* _Work to do_:
Filter the records below down to lines containing "this".

* _Data shown_:
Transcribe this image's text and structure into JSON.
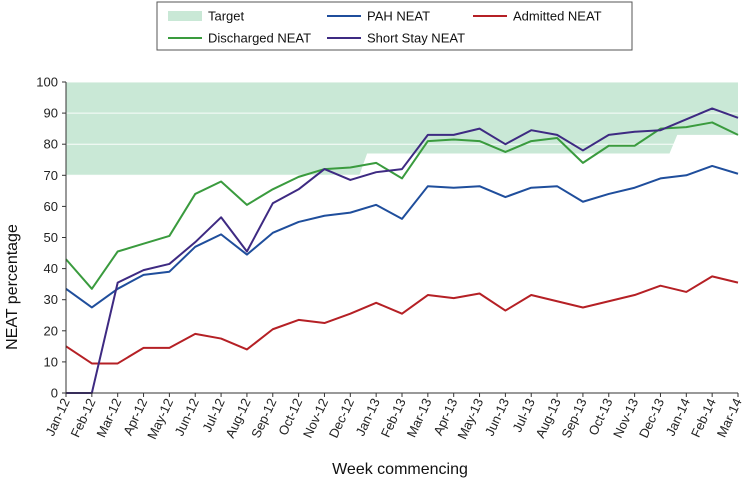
{
  "chart_data": {
    "type": "line",
    "xlabel": "Week commencing",
    "ylabel": "NEAT percentage",
    "ylim": [
      0,
      100
    ],
    "yticks": [
      0,
      10,
      20,
      30,
      40,
      50,
      60,
      70,
      80,
      90,
      100
    ],
    "grid": true,
    "legend": "top",
    "categories": [
      "Jan-12",
      "Feb-12",
      "Mar-12",
      "Apr-12",
      "May-12",
      "Jun-12",
      "Jul-12",
      "Aug-12",
      "Sep-12",
      "Oct-12",
      "Nov-12",
      "Dec-12",
      "Jan-13",
      "Feb-13",
      "Mar-13",
      "Apr-13",
      "May-13",
      "Jun-13",
      "Jul-13",
      "Aug-13",
      "Sep-13",
      "Oct-13",
      "Nov-13",
      "Dec-13",
      "Jan-14",
      "Feb-14",
      "Mar-14"
    ],
    "target": {
      "name": "Target",
      "color": "#c9e8d6",
      "lower": [
        70,
        70,
        70,
        70,
        70,
        70,
        70,
        70,
        70,
        70,
        70,
        70,
        77,
        77,
        77,
        77,
        77,
        77,
        77,
        77,
        77,
        77,
        77,
        77,
        83,
        83,
        83
      ],
      "upper": 100
    },
    "series": [
      {
        "name": "PAH NEAT",
        "color": "#1f4e9c",
        "values": [
          33.5,
          27.5,
          33.5,
          38,
          39,
          47,
          51,
          44.5,
          51.5,
          55,
          57,
          58,
          60.5,
          56,
          66.5,
          66,
          66.5,
          63,
          66,
          66.5,
          61.5,
          64,
          66,
          69,
          70,
          73,
          70.5
        ]
      },
      {
        "name": "Admitted NEAT",
        "color": "#b52025",
        "values": [
          15,
          9.5,
          9.5,
          14.5,
          14.5,
          19,
          17.5,
          14,
          20.5,
          23.5,
          22.5,
          25.5,
          29,
          25.5,
          31.5,
          30.5,
          32,
          26.5,
          31.5,
          29.5,
          27.5,
          29.5,
          31.5,
          34.5,
          32.5,
          37.5,
          35.5
        ]
      },
      {
        "name": "Discharged NEAT",
        "color": "#3a9b3e",
        "values": [
          43,
          33.5,
          45.5,
          48,
          50.5,
          64,
          68,
          60.5,
          65.5,
          69.5,
          72,
          72.5,
          74,
          69,
          81,
          81.5,
          81,
          77.5,
          81,
          82,
          74,
          79.5,
          79.5,
          85,
          85.5,
          87,
          83
        ]
      },
      {
        "name": "Short Stay NEAT",
        "color": "#3e2a82",
        "values": [
          0,
          0,
          35.5,
          39.5,
          41.5,
          48.5,
          56.5,
          45.5,
          61,
          65.5,
          72,
          68.5,
          71,
          72,
          83,
          83,
          85,
          80,
          84.5,
          83,
          78,
          83,
          84,
          84.5,
          88,
          91.5,
          88.5
        ]
      }
    ],
    "legend_entries": [
      {
        "label": "Target",
        "kind": "patch",
        "color": "#c9e8d6"
      },
      {
        "label": "PAH NEAT",
        "kind": "line",
        "color": "#1f4e9c"
      },
      {
        "label": "Admitted NEAT",
        "kind": "line",
        "color": "#b52025"
      },
      {
        "label": "Discharged NEAT",
        "kind": "line",
        "color": "#3a9b3e"
      },
      {
        "label": "Short Stay NEAT",
        "kind": "line",
        "color": "#3e2a82"
      }
    ]
  }
}
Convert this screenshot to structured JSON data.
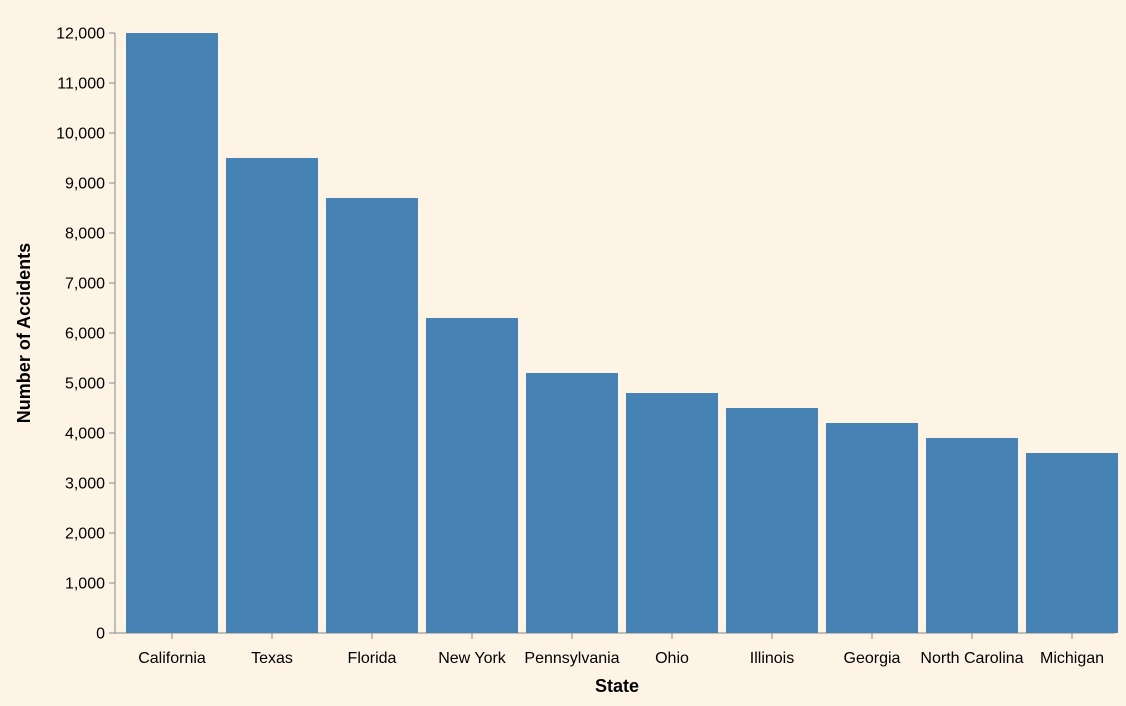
{
  "chart_data": {
    "type": "bar",
    "categories": [
      "California",
      "Texas",
      "Florida",
      "New York",
      "Pennsylvania",
      "Ohio",
      "Illinois",
      "Georgia",
      "North Carolina",
      "Michigan"
    ],
    "values": [
      12000,
      9500,
      8700,
      6300,
      5200,
      4800,
      4500,
      4200,
      3900,
      3600
    ],
    "xlabel": "State",
    "ylabel": "Number of Accidents",
    "ylim": [
      0,
      12000
    ],
    "yticks": [
      0,
      1000,
      2000,
      3000,
      4000,
      5000,
      6000,
      7000,
      8000,
      9000,
      10000,
      11000,
      12000
    ],
    "ytick_labels": [
      "0",
      "1,000",
      "2,000",
      "3,000",
      "4,000",
      "5,000",
      "6,000",
      "7,000",
      "8,000",
      "9,000",
      "10,000",
      "11,000",
      "12,000"
    ],
    "grid": false,
    "legend": "none",
    "colors": {
      "bar": "#4682b4",
      "background": "#fdf4e6",
      "axis": "#888888"
    }
  }
}
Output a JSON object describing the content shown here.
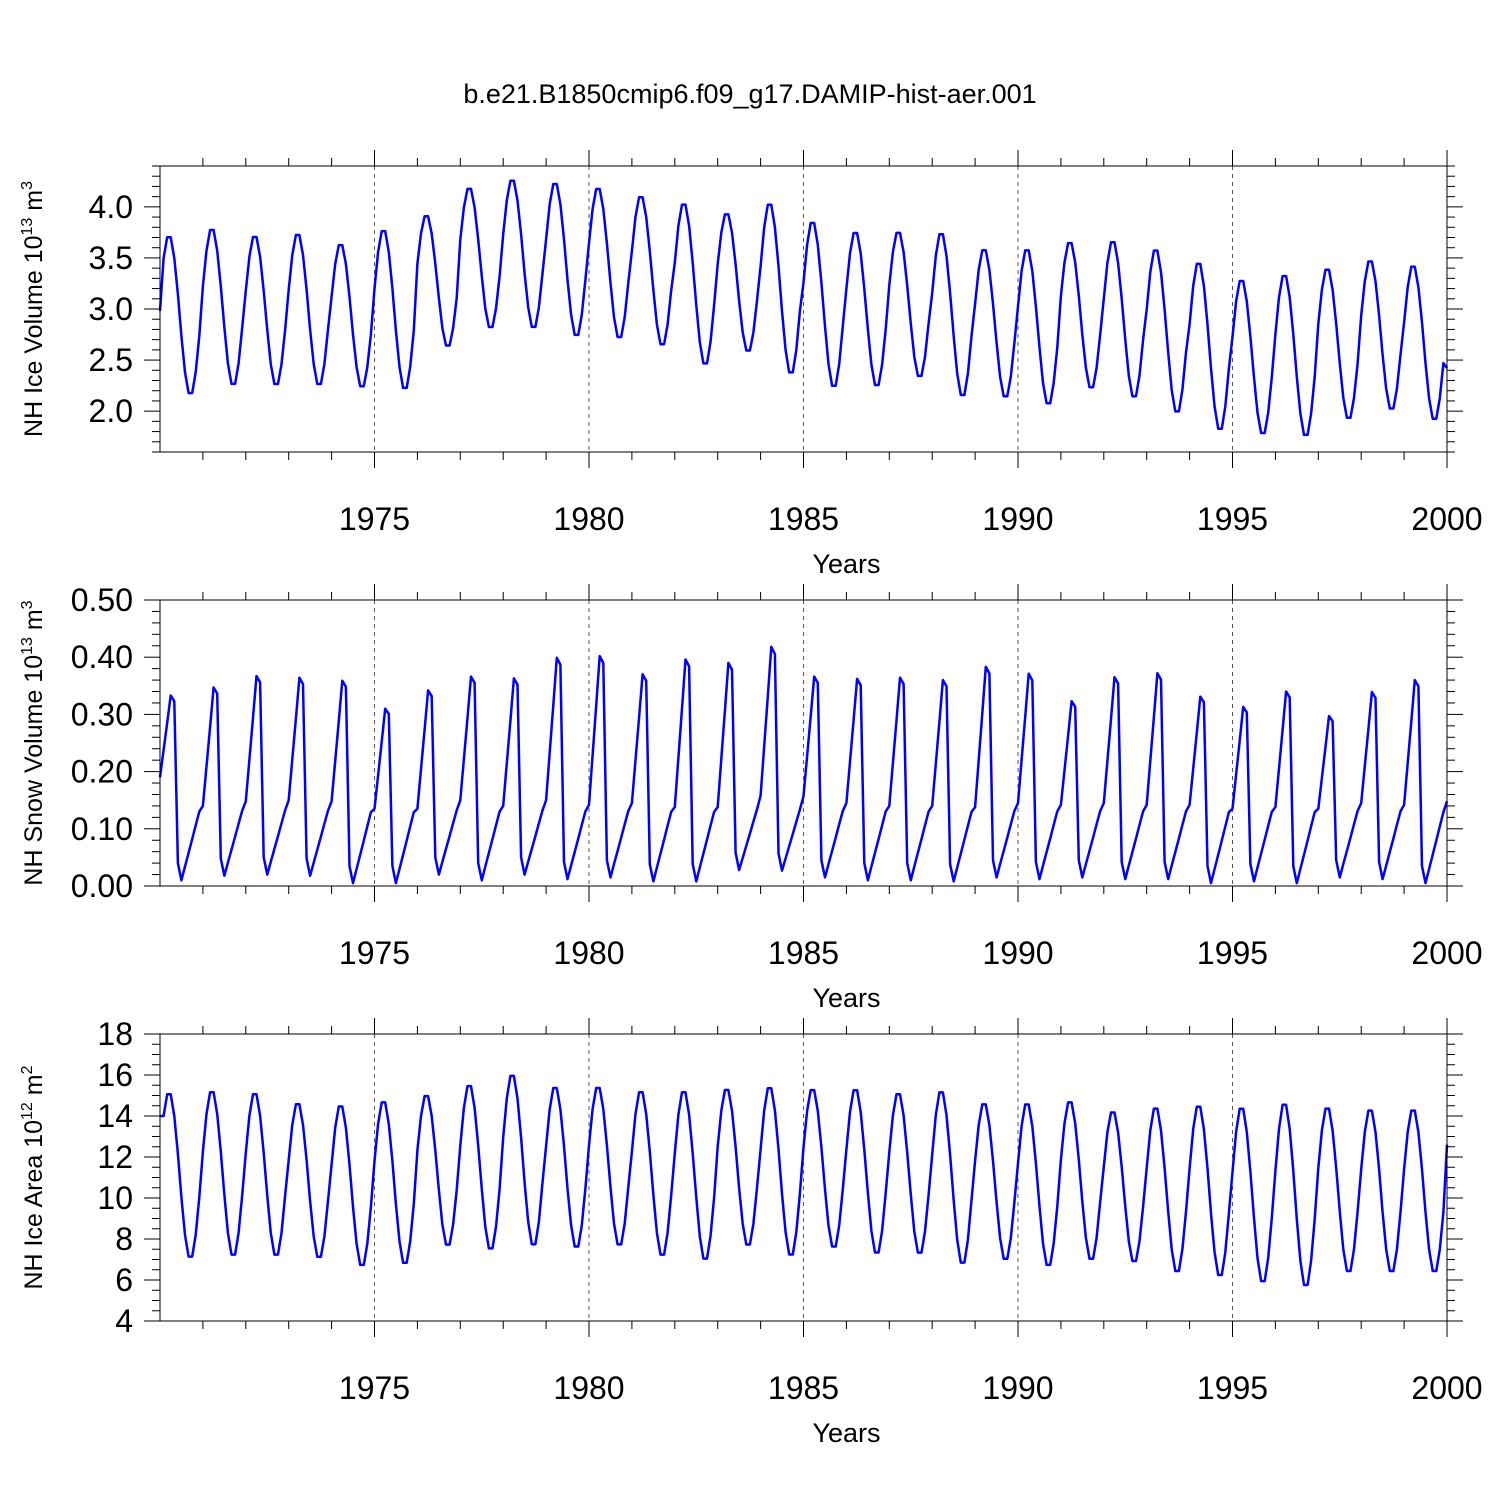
{
  "page_title": "b.e21.B1850cmip6.f09_g17.DAMIP-hist-aer.001",
  "colors": {
    "series": "#0000ff",
    "axis": "#000000",
    "grid": "#555555",
    "background": "#ffffff"
  },
  "chart_data": [
    {
      "type": "line",
      "id": "ice-volume",
      "ylabel": "NH Ice Volume 10",
      "ylabel_exp": "13",
      "ylabel_unit": "m",
      "ylabel_unit_exp": "3",
      "xlabel": "Years",
      "xlim": [
        1970,
        2000
      ],
      "ylim": [
        1.6,
        4.4
      ],
      "yticks": [
        2.0,
        2.5,
        3.0,
        3.5,
        4.0
      ],
      "ytick_labels": [
        "2.0",
        "2.5",
        "3.0",
        "3.5",
        "4.0"
      ],
      "yminor_step": 0.1,
      "xticks": [
        1975,
        1980,
        1985,
        1990,
        1995,
        2000
      ],
      "xtick_labels": [
        "1975",
        "1980",
        "1985",
        "1990",
        "1995",
        "2000"
      ],
      "grid_x": [
        1975,
        1980,
        1985,
        1990,
        1995
      ],
      "year_start": 1970,
      "year_end": 2000,
      "yearly_max": [
        3.73,
        3.8,
        3.73,
        3.75,
        3.65,
        3.79,
        3.93,
        4.2,
        4.28,
        4.25,
        4.2,
        4.12,
        4.05,
        3.95,
        4.05,
        3.87,
        3.77,
        3.77,
        3.76,
        3.6,
        3.6,
        3.67,
        3.68,
        3.6,
        3.47,
        3.3,
        3.35,
        3.41,
        3.49,
        3.44
      ],
      "yearly_min": [
        2.15,
        2.24,
        2.24,
        2.24,
        2.22,
        2.2,
        2.62,
        2.8,
        2.8,
        2.72,
        2.7,
        2.63,
        2.44,
        2.57,
        2.35,
        2.22,
        2.23,
        2.32,
        2.13,
        2.12,
        2.05,
        2.21,
        2.12,
        1.97,
        1.8,
        1.76,
        1.74,
        1.91,
        2.0,
        1.9
      ],
      "start_value": 2.98,
      "end_value": 2.42
    },
    {
      "type": "line",
      "id": "snow-volume",
      "ylabel": "NH Snow Volume 10",
      "ylabel_exp": "13",
      "ylabel_unit": "m",
      "ylabel_unit_exp": "3",
      "xlabel": "Years",
      "xlim": [
        1970,
        2000
      ],
      "ylim": [
        0.0,
        0.5
      ],
      "yticks": [
        0.0,
        0.1,
        0.2,
        0.3,
        0.4,
        0.5
      ],
      "ytick_labels": [
        "0.00",
        "0.10",
        "0.20",
        "0.30",
        "0.40",
        "0.50"
      ],
      "yminor_step": 0.02,
      "xticks": [
        1975,
        1980,
        1985,
        1990,
        1995,
        2000
      ],
      "xtick_labels": [
        "1975",
        "1980",
        "1985",
        "1990",
        "1995",
        "2000"
      ],
      "grid_x": [
        1975,
        1980,
        1985,
        1990,
        1995
      ],
      "year_start": 1970,
      "year_end": 2000,
      "yearly_max": [
        0.333,
        0.347,
        0.367,
        0.364,
        0.359,
        0.31,
        0.342,
        0.366,
        0.363,
        0.399,
        0.402,
        0.37,
        0.396,
        0.39,
        0.418,
        0.366,
        0.362,
        0.364,
        0.36,
        0.383,
        0.371,
        0.323,
        0.365,
        0.372,
        0.331,
        0.313,
        0.34,
        0.297,
        0.339,
        0.36
      ],
      "yearly_min": [
        0.01,
        0.018,
        0.02,
        0.018,
        0.005,
        0.005,
        0.02,
        0.01,
        0.02,
        0.012,
        0.015,
        0.008,
        0.008,
        0.028,
        0.027,
        0.015,
        0.01,
        0.01,
        0.008,
        0.015,
        0.012,
        0.015,
        0.012,
        0.012,
        0.005,
        0.008,
        0.005,
        0.015,
        0.012,
        0.005
      ],
      "start_value": 0.19,
      "end_value": 0.148
    },
    {
      "type": "line",
      "id": "ice-area",
      "ylabel": "NH Ice Area 10",
      "ylabel_exp": "12",
      "ylabel_unit": "m",
      "ylabel_unit_exp": "2",
      "xlabel": "Years",
      "xlim": [
        1970,
        2000
      ],
      "ylim": [
        4,
        18
      ],
      "yticks": [
        4,
        6,
        8,
        10,
        12,
        14,
        16,
        18
      ],
      "ytick_labels": [
        "4",
        "6",
        "8",
        "10",
        "12",
        "14",
        "16",
        "18"
      ],
      "yminor_step": 0.5,
      "xticks": [
        1975,
        1980,
        1985,
        1990,
        1995,
        2000
      ],
      "xtick_labels": [
        "1975",
        "1980",
        "1985",
        "1990",
        "1995",
        "2000"
      ],
      "grid_x": [
        1975,
        1980,
        1985,
        1990,
        1995
      ],
      "year_start": 1970,
      "year_end": 2000,
      "yearly_max": [
        15.2,
        15.3,
        15.2,
        14.7,
        14.6,
        14.8,
        15.1,
        15.6,
        16.1,
        15.5,
        15.5,
        15.3,
        15.3,
        15.4,
        15.5,
        15.4,
        15.4,
        15.2,
        15.3,
        14.7,
        14.7,
        14.8,
        14.3,
        14.5,
        14.6,
        14.5,
        14.7,
        14.5,
        14.4,
        14.4
      ],
      "yearly_min": [
        7.0,
        7.1,
        7.1,
        7.0,
        6.6,
        6.7,
        7.6,
        7.4,
        7.6,
        7.5,
        7.6,
        7.1,
        6.9,
        7.6,
        7.1,
        7.5,
        7.2,
        7.2,
        6.7,
        6.9,
        6.6,
        6.9,
        6.8,
        6.3,
        6.1,
        5.8,
        5.6,
        6.3,
        6.3,
        6.3
      ],
      "start_value": 14.0,
      "end_value": 12.6
    }
  ]
}
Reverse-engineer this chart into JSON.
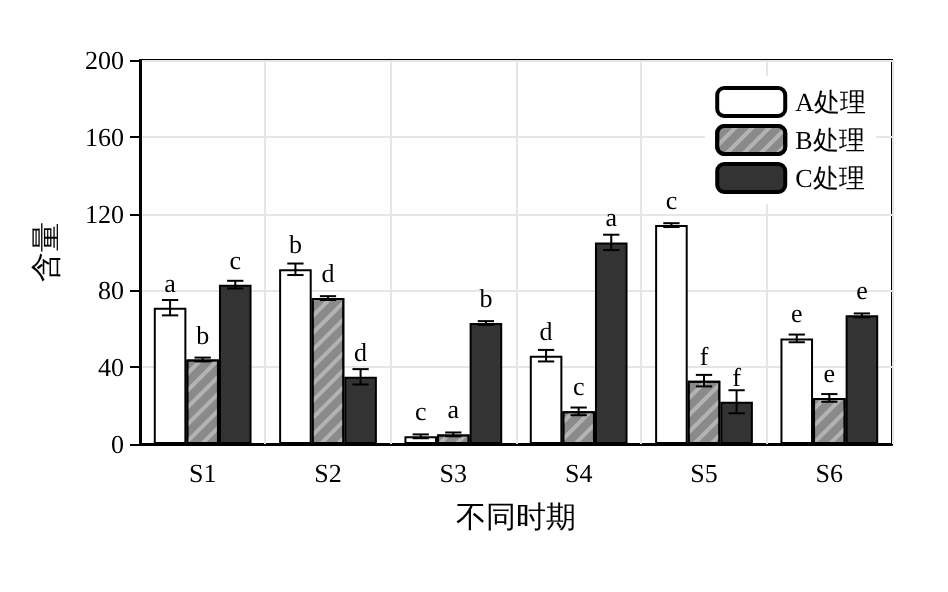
{
  "chart_data": {
    "type": "bar",
    "xlabel": "不同时期",
    "ylabel": "含量",
    "categories": [
      "S1",
      "S2",
      "S3",
      "S4",
      "S5",
      "S6"
    ],
    "series": [
      {
        "name": "A处理",
        "color": "#ffffff",
        "values": [
          71,
          91,
          4,
          46,
          114,
          55
        ],
        "errors": [
          4,
          3,
          1,
          3,
          1,
          2
        ],
        "value_labels": [
          "a",
          "b",
          "c",
          "d",
          "c",
          "e"
        ]
      },
      {
        "name": "B处理",
        "color": "#8a8a8a",
        "values": [
          44,
          76,
          5,
          17,
          33,
          24
        ],
        "errors": [
          1,
          1,
          1,
          2,
          3,
          2
        ],
        "value_labels": [
          "b",
          "d",
          "a",
          "c",
          "f",
          "e"
        ]
      },
      {
        "name": "C处理",
        "color": "#333333",
        "values": [
          83,
          35,
          63,
          105,
          22,
          67
        ],
        "errors": [
          2,
          4,
          1,
          4,
          6,
          1
        ],
        "value_labels": [
          "c",
          "d",
          "b",
          "a",
          "f",
          "e"
        ]
      }
    ],
    "ylim": [
      0,
      200
    ],
    "yticks": [
      0,
      40,
      80,
      120,
      160,
      200
    ],
    "grid": true,
    "legend": "top right"
  }
}
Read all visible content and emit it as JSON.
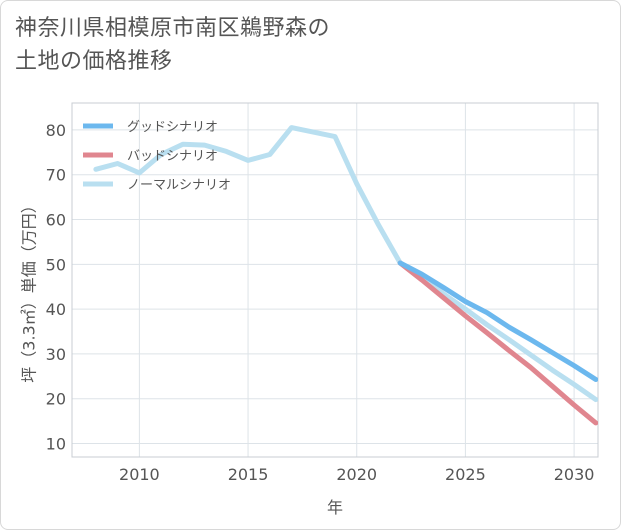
{
  "title_line1": "神奈川県相模原市南区鵜野森の",
  "title_line2": "土地の価格推移",
  "chart_data": {
    "type": "line",
    "xlabel": "年",
    "ylabel": "坪（3.3㎡）単価（万円）",
    "xlim": [
      2006.9,
      2031.1
    ],
    "ylim": [
      7,
      86
    ],
    "x_ticks": [
      2010,
      2015,
      2020,
      2025,
      2030
    ],
    "x_tick_labels": [
      "2010",
      "2015",
      "2020",
      "2025",
      "2030"
    ],
    "y_ticks": [
      10,
      20,
      30,
      40,
      50,
      60,
      70,
      80
    ],
    "y_tick_labels": [
      "10",
      "20",
      "30",
      "40",
      "50",
      "60",
      "70",
      "80"
    ],
    "grid": true,
    "legend_position": "top-left",
    "series": [
      {
        "name": "グッドシナリオ",
        "color": "#6cb8ee",
        "x": [
          2022,
          2023,
          2024,
          2025,
          2026,
          2027,
          2028,
          2029,
          2030,
          2031
        ],
        "values": [
          50.3,
          47.8,
          44.8,
          41.7,
          39.2,
          36.0,
          33.2,
          30.3,
          27.4,
          24.3
        ]
      },
      {
        "name": "バッドシナリオ",
        "color": "#e0868f",
        "x": [
          2022,
          2023,
          2024,
          2025,
          2026,
          2027,
          2028,
          2029,
          2030,
          2031
        ],
        "values": [
          50.3,
          46.5,
          42.5,
          38.5,
          34.7,
          30.8,
          27.0,
          22.8,
          18.6,
          14.6
        ]
      },
      {
        "name": "ノーマルシナリオ",
        "color": "#b9dff0",
        "x": [
          2008,
          2009,
          2010,
          2011,
          2012,
          2013,
          2014,
          2015,
          2016,
          2017,
          2018,
          2019,
          2020,
          2021,
          2022,
          2023,
          2024,
          2025,
          2026,
          2027,
          2028,
          2029,
          2030,
          2031
        ],
        "values": [
          71.2,
          72.5,
          70.4,
          74.5,
          76.8,
          76.6,
          75.2,
          73.2,
          74.5,
          80.5,
          79.5,
          78.5,
          68.0,
          58.8,
          50.3,
          47.3,
          43.4,
          40.0,
          36.5,
          33.2,
          29.8,
          26.4,
          23.2,
          19.8
        ]
      }
    ]
  }
}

* _Finished exercise_:
Transcribe this image's text and structure into JSON.
Convert this screenshot to structured JSON data.
Reverse-engineer this chart into JSON.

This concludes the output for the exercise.